> _Records for the exercise_:
━━━━━━━━━━━━━━━━

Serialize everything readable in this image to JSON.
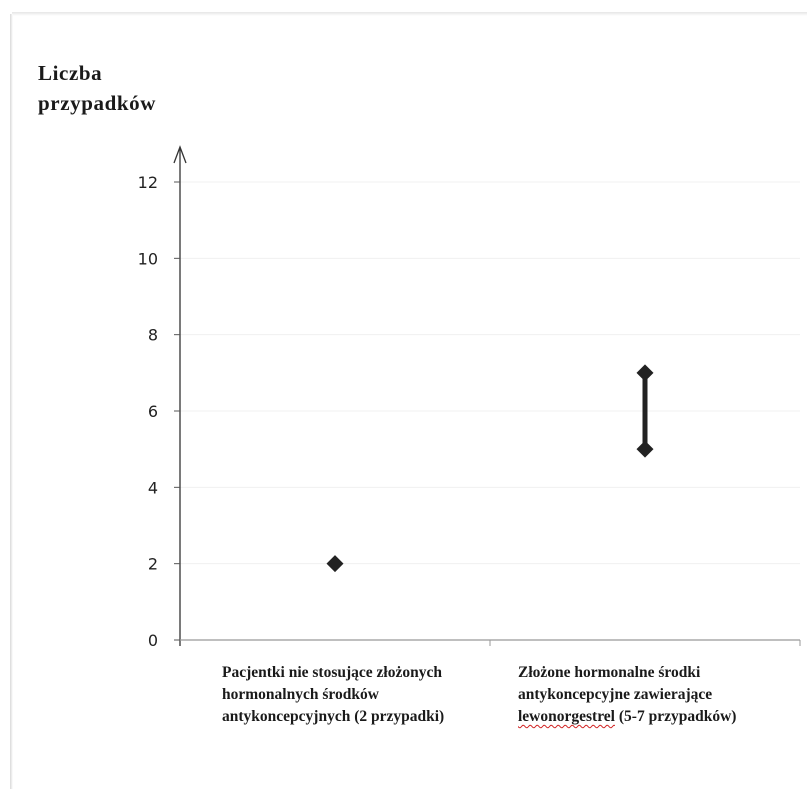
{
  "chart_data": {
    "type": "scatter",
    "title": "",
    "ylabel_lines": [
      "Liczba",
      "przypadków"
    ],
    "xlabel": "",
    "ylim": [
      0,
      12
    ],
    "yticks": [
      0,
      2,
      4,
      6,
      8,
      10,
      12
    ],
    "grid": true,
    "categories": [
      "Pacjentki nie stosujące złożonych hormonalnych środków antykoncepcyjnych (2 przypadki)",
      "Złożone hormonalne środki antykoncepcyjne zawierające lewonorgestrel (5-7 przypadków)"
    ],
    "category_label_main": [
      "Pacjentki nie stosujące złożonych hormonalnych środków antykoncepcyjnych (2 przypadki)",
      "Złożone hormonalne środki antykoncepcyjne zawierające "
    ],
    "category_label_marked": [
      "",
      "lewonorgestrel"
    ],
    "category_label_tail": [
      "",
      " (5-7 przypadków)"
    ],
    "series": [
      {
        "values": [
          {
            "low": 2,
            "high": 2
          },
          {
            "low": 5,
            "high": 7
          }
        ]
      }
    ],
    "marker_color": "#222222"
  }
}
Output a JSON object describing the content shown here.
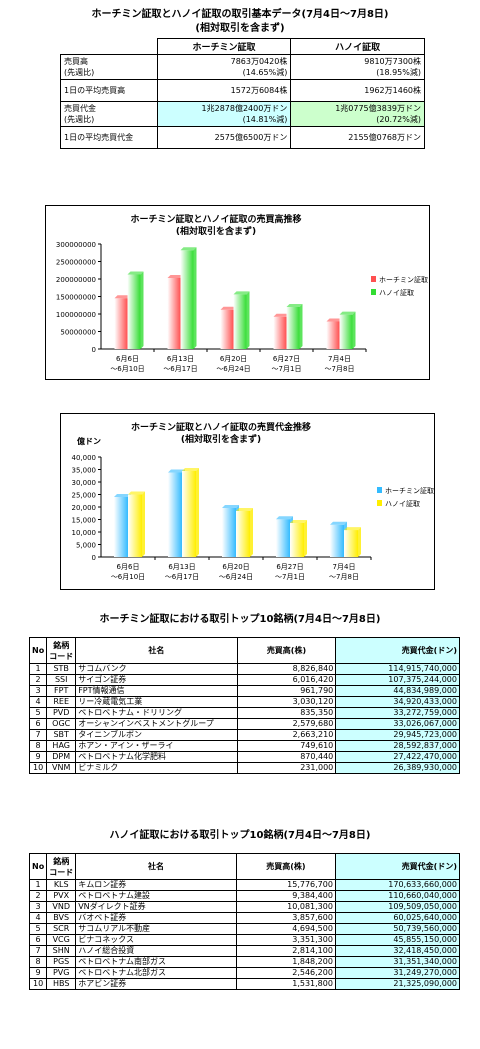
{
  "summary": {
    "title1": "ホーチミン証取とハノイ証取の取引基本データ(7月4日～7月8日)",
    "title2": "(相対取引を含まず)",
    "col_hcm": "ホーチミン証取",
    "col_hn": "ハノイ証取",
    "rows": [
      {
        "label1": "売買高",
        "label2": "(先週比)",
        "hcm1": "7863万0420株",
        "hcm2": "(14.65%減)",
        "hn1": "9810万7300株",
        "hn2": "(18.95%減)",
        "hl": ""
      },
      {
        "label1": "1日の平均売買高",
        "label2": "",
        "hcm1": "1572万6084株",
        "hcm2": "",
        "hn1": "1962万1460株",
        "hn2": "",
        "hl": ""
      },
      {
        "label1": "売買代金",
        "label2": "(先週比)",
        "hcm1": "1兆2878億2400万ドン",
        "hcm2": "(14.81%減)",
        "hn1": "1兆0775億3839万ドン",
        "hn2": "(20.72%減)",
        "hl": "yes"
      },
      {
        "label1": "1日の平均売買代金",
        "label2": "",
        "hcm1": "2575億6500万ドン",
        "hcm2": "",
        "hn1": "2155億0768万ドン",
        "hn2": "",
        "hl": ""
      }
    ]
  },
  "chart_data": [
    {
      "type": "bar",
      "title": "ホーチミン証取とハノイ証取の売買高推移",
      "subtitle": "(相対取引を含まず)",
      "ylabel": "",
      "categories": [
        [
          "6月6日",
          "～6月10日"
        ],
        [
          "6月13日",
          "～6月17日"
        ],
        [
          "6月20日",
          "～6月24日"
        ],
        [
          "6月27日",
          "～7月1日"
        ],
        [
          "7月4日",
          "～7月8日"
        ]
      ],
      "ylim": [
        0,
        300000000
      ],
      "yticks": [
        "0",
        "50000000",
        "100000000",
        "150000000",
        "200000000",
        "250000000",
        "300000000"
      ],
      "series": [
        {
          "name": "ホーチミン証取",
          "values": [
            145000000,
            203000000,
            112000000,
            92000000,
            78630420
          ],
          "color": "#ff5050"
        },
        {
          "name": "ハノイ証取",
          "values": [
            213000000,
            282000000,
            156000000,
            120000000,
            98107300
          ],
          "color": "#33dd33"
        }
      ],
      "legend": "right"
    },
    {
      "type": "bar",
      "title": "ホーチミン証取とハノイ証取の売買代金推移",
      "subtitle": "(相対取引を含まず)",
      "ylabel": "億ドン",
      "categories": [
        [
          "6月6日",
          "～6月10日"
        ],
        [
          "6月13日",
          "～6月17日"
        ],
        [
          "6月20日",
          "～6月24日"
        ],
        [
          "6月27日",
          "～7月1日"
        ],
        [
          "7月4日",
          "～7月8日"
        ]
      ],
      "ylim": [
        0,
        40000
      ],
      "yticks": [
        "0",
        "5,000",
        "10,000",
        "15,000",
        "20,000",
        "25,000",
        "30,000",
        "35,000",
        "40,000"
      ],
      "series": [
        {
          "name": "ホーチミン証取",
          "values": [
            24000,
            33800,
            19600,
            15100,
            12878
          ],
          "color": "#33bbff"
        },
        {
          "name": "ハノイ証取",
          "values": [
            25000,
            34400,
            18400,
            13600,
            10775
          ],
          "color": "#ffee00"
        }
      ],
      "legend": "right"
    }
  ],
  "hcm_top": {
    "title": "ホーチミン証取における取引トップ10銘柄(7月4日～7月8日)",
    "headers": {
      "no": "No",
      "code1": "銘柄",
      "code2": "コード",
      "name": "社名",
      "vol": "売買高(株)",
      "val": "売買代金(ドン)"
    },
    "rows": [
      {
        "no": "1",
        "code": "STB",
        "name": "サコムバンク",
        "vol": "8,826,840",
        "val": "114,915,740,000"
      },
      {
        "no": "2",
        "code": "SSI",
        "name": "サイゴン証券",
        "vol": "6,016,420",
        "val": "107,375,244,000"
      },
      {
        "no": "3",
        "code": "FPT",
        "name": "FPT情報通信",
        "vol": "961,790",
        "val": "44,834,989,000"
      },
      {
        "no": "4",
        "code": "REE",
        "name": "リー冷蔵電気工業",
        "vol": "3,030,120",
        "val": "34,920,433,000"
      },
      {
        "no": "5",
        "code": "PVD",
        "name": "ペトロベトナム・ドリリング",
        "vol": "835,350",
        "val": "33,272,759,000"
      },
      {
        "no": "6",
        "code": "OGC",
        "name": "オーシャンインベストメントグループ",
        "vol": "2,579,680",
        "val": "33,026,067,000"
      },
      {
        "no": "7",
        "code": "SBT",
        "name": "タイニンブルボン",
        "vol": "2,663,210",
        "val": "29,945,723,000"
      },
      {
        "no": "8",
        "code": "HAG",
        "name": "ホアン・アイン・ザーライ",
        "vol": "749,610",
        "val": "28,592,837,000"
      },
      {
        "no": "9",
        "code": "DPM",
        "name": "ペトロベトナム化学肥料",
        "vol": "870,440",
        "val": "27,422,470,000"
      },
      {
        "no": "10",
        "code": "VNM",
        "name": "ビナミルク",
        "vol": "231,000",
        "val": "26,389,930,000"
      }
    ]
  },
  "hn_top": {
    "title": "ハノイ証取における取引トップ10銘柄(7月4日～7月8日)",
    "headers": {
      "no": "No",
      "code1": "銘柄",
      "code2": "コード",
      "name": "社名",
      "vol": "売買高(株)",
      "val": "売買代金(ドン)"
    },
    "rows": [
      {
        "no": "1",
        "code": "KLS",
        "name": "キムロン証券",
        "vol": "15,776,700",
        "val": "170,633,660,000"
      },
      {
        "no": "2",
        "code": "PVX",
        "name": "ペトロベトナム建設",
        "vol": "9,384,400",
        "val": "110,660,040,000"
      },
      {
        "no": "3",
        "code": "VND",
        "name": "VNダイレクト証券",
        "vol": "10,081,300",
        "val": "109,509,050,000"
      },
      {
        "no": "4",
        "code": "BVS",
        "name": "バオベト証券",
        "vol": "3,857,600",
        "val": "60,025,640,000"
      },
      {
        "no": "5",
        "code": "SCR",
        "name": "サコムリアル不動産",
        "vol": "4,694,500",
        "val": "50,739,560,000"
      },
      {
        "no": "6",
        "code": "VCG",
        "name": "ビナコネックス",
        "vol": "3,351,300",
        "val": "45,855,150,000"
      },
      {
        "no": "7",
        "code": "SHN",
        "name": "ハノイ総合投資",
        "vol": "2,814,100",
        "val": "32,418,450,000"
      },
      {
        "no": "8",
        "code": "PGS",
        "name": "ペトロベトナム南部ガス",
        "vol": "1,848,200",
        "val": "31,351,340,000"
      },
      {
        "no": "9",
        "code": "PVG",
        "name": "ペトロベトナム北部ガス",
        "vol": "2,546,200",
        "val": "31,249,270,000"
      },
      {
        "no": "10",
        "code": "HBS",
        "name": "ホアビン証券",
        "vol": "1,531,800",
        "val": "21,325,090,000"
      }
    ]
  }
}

━━━━━━━━━━━━━━━━

> _To be done_: Extract all lines that hold the word "hormonalne".

> _Result of this exercise_:
      "Złożone hormonalne środki antykoncepcyjne zawierające lewonorgestrel (5-7 przypadków)"
      "Złożone hormonalne środki antykoncepcyjne zawierające "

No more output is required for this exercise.